(Dataset items)
....................

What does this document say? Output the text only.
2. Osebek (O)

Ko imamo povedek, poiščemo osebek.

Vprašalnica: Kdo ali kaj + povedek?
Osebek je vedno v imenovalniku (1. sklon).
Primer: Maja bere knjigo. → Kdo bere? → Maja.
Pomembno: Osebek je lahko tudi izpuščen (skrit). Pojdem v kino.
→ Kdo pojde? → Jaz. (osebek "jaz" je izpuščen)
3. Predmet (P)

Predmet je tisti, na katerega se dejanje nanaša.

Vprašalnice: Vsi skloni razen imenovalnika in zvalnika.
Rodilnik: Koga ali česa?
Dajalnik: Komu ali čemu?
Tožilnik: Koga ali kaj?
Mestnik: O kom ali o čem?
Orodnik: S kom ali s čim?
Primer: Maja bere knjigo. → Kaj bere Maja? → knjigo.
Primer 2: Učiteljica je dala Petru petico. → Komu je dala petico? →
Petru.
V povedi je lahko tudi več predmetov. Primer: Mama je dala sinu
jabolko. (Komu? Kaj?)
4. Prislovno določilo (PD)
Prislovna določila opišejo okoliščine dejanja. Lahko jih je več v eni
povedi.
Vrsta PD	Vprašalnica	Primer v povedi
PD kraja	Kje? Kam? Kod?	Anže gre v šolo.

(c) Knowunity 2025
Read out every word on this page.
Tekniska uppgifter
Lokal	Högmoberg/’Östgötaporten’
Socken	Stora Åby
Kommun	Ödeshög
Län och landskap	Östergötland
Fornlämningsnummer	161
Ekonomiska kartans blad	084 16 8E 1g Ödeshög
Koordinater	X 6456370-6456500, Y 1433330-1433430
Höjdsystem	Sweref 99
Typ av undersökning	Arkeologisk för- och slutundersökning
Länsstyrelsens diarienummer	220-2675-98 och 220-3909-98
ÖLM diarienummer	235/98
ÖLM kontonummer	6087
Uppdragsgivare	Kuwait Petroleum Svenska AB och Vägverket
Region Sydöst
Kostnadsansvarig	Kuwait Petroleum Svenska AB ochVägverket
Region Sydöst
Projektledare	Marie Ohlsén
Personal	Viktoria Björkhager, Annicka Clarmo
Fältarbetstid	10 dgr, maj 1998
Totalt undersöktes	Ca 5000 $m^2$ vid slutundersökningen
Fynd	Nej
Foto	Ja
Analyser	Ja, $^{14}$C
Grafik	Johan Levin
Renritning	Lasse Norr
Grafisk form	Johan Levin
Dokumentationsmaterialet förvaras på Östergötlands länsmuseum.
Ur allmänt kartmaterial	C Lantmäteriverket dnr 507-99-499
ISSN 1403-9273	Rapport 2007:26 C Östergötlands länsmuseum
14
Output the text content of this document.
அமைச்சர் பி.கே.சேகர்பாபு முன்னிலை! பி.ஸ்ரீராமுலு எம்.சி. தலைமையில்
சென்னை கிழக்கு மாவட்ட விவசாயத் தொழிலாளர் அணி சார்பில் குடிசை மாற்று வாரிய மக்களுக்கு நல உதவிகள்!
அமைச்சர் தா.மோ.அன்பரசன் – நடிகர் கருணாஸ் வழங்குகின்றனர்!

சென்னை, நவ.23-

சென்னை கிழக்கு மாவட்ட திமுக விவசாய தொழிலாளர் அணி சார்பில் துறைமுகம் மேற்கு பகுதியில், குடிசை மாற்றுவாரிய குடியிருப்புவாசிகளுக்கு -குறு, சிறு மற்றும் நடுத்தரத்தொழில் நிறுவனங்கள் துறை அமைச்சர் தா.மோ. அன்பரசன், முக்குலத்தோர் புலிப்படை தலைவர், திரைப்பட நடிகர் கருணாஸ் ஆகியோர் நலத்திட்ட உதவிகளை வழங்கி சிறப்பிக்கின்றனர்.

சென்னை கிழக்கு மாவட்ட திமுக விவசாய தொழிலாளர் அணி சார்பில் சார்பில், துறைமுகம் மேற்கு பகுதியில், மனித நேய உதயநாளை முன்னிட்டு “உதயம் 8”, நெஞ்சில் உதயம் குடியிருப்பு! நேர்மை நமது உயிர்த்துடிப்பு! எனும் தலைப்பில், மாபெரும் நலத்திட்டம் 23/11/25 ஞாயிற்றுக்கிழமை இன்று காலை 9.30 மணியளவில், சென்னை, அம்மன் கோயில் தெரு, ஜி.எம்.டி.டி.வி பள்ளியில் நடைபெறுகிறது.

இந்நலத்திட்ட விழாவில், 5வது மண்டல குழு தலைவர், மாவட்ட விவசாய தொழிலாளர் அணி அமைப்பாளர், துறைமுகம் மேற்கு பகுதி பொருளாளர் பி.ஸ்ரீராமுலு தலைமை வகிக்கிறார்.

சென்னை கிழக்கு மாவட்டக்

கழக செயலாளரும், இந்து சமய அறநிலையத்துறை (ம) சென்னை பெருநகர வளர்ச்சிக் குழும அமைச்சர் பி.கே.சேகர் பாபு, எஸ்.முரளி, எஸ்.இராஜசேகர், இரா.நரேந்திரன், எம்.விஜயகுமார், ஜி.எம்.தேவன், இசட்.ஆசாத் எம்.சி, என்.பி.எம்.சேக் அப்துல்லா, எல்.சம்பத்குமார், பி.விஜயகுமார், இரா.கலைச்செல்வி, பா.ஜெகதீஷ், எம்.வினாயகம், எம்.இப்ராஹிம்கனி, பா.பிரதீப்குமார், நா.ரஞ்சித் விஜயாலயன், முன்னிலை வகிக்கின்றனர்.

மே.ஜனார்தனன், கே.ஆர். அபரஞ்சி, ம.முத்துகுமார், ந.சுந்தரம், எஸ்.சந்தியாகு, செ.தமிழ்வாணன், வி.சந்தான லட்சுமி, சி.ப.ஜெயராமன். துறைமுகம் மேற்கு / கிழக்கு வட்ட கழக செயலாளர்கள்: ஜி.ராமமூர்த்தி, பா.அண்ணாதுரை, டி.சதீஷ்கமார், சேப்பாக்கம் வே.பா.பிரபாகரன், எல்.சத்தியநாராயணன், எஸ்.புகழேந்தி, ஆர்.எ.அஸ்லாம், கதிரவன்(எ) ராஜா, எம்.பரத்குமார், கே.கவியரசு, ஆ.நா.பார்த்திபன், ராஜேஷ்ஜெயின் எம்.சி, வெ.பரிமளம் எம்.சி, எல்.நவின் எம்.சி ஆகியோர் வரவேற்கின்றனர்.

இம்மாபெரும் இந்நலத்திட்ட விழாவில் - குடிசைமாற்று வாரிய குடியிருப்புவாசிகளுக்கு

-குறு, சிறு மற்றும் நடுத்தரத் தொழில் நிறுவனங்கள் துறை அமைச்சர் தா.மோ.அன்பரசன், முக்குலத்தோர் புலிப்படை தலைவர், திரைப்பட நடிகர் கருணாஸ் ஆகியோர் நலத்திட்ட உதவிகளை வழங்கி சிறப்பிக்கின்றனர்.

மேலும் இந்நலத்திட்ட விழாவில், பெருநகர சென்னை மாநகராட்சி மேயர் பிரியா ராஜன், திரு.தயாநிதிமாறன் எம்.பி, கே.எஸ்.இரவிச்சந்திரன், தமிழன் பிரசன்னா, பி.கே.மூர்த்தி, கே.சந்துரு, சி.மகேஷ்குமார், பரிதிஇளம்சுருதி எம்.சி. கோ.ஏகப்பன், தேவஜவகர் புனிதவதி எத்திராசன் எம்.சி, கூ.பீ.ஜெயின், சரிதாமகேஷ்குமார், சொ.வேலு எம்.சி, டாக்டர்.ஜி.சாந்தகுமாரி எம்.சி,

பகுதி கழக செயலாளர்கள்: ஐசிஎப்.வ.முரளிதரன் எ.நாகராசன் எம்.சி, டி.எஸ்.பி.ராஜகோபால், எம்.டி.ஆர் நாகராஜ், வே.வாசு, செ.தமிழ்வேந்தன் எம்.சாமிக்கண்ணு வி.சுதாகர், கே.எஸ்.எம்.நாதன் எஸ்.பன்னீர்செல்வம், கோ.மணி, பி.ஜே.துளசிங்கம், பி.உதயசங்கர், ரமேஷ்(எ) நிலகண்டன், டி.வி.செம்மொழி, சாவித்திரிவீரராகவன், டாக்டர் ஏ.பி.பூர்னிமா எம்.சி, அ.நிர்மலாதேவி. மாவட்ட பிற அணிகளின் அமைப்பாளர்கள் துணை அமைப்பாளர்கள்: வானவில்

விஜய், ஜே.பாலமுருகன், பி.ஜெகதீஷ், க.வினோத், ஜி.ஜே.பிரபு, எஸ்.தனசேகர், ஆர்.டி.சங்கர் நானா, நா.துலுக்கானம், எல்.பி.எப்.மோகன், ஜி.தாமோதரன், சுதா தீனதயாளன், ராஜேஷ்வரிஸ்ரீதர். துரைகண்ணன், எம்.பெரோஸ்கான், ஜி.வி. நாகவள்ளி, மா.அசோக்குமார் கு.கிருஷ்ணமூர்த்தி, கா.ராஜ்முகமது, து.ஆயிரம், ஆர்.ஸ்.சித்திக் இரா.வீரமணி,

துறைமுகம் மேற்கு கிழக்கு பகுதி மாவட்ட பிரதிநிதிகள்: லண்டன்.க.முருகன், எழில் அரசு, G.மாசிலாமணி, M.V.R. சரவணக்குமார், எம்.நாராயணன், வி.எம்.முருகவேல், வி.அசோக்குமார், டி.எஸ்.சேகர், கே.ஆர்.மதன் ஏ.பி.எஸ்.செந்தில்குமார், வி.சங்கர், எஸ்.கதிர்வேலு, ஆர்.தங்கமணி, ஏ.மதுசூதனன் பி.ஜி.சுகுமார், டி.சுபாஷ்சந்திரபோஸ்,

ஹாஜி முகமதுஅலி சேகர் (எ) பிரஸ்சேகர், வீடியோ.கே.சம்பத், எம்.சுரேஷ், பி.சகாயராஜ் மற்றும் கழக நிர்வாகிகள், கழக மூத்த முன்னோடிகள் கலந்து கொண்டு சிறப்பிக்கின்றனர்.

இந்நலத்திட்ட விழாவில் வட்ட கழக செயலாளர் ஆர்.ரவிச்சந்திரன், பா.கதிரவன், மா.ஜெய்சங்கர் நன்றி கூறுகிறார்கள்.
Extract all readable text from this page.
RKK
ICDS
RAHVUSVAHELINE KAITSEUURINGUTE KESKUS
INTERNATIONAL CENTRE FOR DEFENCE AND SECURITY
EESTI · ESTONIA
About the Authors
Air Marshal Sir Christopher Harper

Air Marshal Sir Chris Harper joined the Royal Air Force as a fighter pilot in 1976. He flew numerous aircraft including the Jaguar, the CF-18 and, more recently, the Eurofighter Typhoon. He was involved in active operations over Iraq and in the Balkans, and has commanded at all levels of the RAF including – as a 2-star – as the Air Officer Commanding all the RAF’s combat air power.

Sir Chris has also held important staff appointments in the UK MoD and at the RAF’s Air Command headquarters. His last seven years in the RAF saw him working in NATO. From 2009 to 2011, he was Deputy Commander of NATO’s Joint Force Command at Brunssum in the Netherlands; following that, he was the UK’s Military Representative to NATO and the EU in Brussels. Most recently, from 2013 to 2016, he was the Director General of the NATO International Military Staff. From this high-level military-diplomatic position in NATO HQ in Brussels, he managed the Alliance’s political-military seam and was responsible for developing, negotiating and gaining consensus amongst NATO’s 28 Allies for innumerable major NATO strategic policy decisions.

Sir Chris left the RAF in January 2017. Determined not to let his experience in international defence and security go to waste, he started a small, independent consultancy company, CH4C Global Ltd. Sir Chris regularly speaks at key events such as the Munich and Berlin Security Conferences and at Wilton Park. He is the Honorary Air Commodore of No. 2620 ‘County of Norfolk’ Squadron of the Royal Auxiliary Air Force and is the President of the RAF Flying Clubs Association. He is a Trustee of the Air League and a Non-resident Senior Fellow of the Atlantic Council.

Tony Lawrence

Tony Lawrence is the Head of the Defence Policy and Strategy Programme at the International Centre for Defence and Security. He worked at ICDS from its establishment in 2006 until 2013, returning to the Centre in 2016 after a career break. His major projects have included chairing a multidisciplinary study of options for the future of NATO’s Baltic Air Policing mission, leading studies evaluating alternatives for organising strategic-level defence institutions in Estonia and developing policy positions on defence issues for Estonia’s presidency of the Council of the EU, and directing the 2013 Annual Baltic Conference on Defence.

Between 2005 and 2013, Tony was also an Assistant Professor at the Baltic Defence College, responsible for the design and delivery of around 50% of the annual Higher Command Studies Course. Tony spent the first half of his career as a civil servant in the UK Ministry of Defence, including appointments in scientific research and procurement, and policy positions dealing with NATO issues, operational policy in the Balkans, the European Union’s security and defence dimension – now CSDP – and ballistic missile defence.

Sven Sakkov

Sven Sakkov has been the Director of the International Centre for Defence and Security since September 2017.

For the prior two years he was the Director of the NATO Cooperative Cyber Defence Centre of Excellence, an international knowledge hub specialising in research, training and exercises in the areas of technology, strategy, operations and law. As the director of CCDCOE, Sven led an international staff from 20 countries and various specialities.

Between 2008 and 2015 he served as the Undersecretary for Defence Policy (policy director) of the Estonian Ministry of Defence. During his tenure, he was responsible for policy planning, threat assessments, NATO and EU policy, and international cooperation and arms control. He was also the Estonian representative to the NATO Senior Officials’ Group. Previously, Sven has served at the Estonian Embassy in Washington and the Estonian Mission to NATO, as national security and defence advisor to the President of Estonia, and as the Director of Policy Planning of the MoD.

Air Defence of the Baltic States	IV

....................

[The request] All lines above containing the string "bere" are to be collected.

[Full response]
Primer: Maja bere knjigo. → Kdo bere? → Maja.
Primer: Maja bere knjigo. → Kaj bere Maja? → knjigo.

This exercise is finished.